:: TASK TO CARRY OUT ::
In the data below, find each line containing the string "DIRECTORATE" and return it.

:: DATA SHOWN ::
= = =

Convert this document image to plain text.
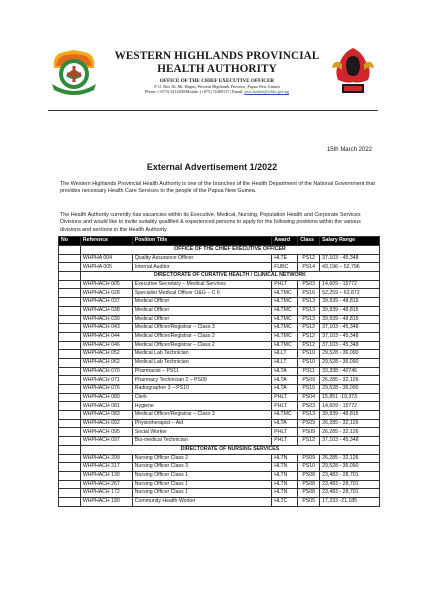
WESTERN HIGHLANDS PROVINCIAL
HEALTH AUTHORITY
OFFICE OF THE CHIEF EXECUTIVE OFFICER
P. O. Box 36, Mt. Hagen, Western Highlands Province, Papua New Guinea
Phone: (+675) 5411200/Mobile: (+675) 72469117 | Email: jaun.hulden@whhs.gov.pg
15th March 2022
External Advertisement 1/2022

The Western Highlands Provincial Health Authority is one of the branches of the Health Department of the National Government that provides necessary Health Care Services to the people of the Papua New Guinea.

The Health Authority currently has vacancies within its Executive, Medical, Nursing, Population Health and Corporate Services Divisions and would like to invite suitably qualified & experienced persons to apply for the following positions within the various divisions and sections in the Health Authority.

No	Reference	Position Title	Award	Class	Salary Range
	OFFICE OF THE CHIEF EXECUTIVE OFFICER				
	WHPHA 004	Quality Assurance Officer	HLTE	PS12	37,103 - 45,348
	WHPHA 005	Internal Auditor	FUBC	PS14	43,196 – 52,796
	DIRECTORATE OF CURATIVE HEALTH / CLINICAL NETWORK				
	WHPHACH 005	Executive Secretary – Medical Services	PHLT	PS03	14,609 - 15772
	WHPHACH 028	Specialist Medical Officer O&G – C 6	HLTMC	PS16	52,259 – 63,872
	WHPHACH 037	Medical Officer	HLTMC	PS13	39,939 - 48,815
	WHPHACH 038	Medical Officer	HLTMC	PS13	39,939 - 48,815
	WHPHACH 039	Medical Officer	HLTMC	PS13	39,939 - 48,815
	WHPHACH 043	Medical Officer/Registrar – Class 3	HLTMC	PS12	37,103 - 45,348
	WHPHACH 044	Medical Officer/Registrar – Class 2	HLTMC	PS12	37,103 - 45,348
	WHPHACH 046	Medical Officer/Registrar – Class 2	HLTMC	PS12	37,103 - 45,348
	WHPHACH 052	Medical Lab Technician	HLLT	PS10	29,528 - 36,090
	WHPHACH 062	Medical Lab Technician	HLLT	PS10	29,528 - 36,090
	WHPHACH 070	Pharmacist – PS11	HLTA	PS11	33,338 - 40746
	WHPHACH 071	Pharmacy Technician 2 – PS09	HLTA	PS09	26,285 - 32,126
	WHPHACH 076	Radiographer 3 – PS10	HLTA	PS10	29,528 - 36,090
	WHPHACH 080	Clerk	PHLT	PS04	15,851 -19,373
	WHPHACH 081	Hygiene	PHLT	PS03	14,609 - 15772
	WHPHACH 083	Medical Officer/Registrar – Class 3	HLTMC	PS13	39,939 - 48,815
	WHPHACH 092	Physiotherapist – Aid	HLTA	PS09	26,285 - 32,126
	WHPHACH 095	Social Worker	PHLT	PS09	26,285 - 32,126
	WHPHACH 097	Bio-medical Technician	PHLT	PS12	37,103 - 45,348
	DIRECTORATE OF NURSING SERVICES				
	WHPHACH 299	Nursing Officer Class 2	HLTN	PS09	26,285 - 32,126
	WHPHACH 217	Nursing Officer Class 3	HLTN	PS10	29,528 - 36,090
	WHPHACH 130	Nursing Officer Class 1	HLTN	PS08	23,483 - 28,701
	WHPHACH 267	Nursing Officer Class 1	HLTN	PS08	23,483 - 28,701
	WHPHACH 172	Nursing Officer Class 1	HLTN	PS08	23,483 - 28,701
	WHPHACH 180	Community Health Worker	HLTC	PS05	17,333 -21,185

= = =

:: CORRECT OUTPUT ::
	DIRECTORATE OF CURATIVE HEALTH / CLINICAL NETWORK				
	DIRECTORATE OF NURSING SERVICES				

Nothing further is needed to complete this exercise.